_DO THIS_: Copy each line below without leaving any out.

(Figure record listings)
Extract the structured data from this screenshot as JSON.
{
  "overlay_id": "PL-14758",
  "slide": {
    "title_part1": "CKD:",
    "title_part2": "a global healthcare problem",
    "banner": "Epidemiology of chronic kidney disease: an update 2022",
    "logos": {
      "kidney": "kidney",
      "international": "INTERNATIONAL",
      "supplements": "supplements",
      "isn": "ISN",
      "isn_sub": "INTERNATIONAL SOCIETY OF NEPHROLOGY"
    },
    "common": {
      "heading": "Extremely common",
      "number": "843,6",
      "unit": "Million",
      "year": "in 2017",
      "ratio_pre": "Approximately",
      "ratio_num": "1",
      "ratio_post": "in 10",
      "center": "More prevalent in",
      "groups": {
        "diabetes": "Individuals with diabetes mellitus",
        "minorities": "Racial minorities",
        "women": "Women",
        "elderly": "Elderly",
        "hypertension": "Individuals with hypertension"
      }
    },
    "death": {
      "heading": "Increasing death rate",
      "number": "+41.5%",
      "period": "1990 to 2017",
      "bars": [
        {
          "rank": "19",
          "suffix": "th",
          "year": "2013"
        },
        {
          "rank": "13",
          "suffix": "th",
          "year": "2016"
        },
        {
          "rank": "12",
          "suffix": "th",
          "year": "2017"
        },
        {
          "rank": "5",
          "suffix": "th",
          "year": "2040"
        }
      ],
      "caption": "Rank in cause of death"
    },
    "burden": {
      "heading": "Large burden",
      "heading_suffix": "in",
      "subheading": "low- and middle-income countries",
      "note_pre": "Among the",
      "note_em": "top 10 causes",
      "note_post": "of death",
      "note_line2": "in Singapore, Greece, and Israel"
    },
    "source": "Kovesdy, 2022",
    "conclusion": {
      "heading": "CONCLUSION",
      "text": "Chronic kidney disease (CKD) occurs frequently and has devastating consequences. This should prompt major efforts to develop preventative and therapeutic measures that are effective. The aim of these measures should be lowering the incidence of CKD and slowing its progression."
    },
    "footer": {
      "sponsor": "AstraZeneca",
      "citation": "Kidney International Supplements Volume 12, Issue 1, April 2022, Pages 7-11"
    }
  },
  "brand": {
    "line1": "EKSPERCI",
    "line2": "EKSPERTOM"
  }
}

_WRITTEN RESPONSE_:
Extract the structured data from this screenshot as JSON.
{
  "overlay_id": "PL-14758",
  "slide": {
    "title_part1": "CKD:",
    "title_part2": "a global healthcare problem",
    "banner": "Epidemiology of chronic kidney disease: an update 2022",
    "logos": {
      "kidney": "kidney",
      "international": "INTERNATIONAL",
      "supplements": "supplements",
      "isn": "ISN",
      "isn_sub": "INTERNATIONAL SOCIETY OF NEPHROLOGY"
    },
    "common": {
      "heading": "Extremely common",
      "number": "843,6",
      "unit": "Million",
      "year": "in 2017",
      "ratio_pre": "Approximately",
      "ratio_num": "1",
      "ratio_post": "in 10",
      "center": "More prevalent in",
      "groups": {
        "diabetes": "Individuals with diabetes mellitus",
        "minorities": "Racial minorities",
        "women": "Women",
        "elderly": "Elderly",
        "hypertension": "Individuals with hypertension"
      }
    },
    "death": {
      "heading": "Increasing death rate",
      "number": "+41.5%",
      "period": "1990 to 2017",
      "bars": [
        {
          "rank": "19",
          "suffix": "th",
          "year": "2013"
        },
        {
          "rank": "13",
          "suffix": "th",
          "year": "2016"
        },
        {
          "rank": "12",
          "suffix": "th",
          "year": "2017"
        },
        {
          "rank": "5",
          "suffix": "th",
          "year": "2040"
        }
      ],
      "caption": "Rank in cause of death"
    },
    "burden": {
      "heading": "Large burden",
      "heading_suffix": "in",
      "subheading": "low- and middle-income countries",
      "note_pre": "Among the",
      "note_em": "top 10 causes",
      "note_post": "of death",
      "note_line2": "in Singapore, Greece, and Israel"
    },
    "source": "Kovesdy, 2022",
    "conclusion": {
      "heading": "CONCLUSION",
      "text": "Chronic kidney disease (CKD) occurs frequently and has devastating consequences. This should prompt major efforts to develop preventative and therapeutic measures that are effective. The aim of these measures should be lowering the incidence of CKD and slowing its progression."
    },
    "footer": {
      "sponsor": "AstraZeneca",
      "citation": "Kidney International Supplements Volume 12, Issue 1, April 2022, Pages 7-11"
    }
  },
  "brand": {
    "line1": "EKSPERCI",
    "line2": "EKSPERTOM"
  }
}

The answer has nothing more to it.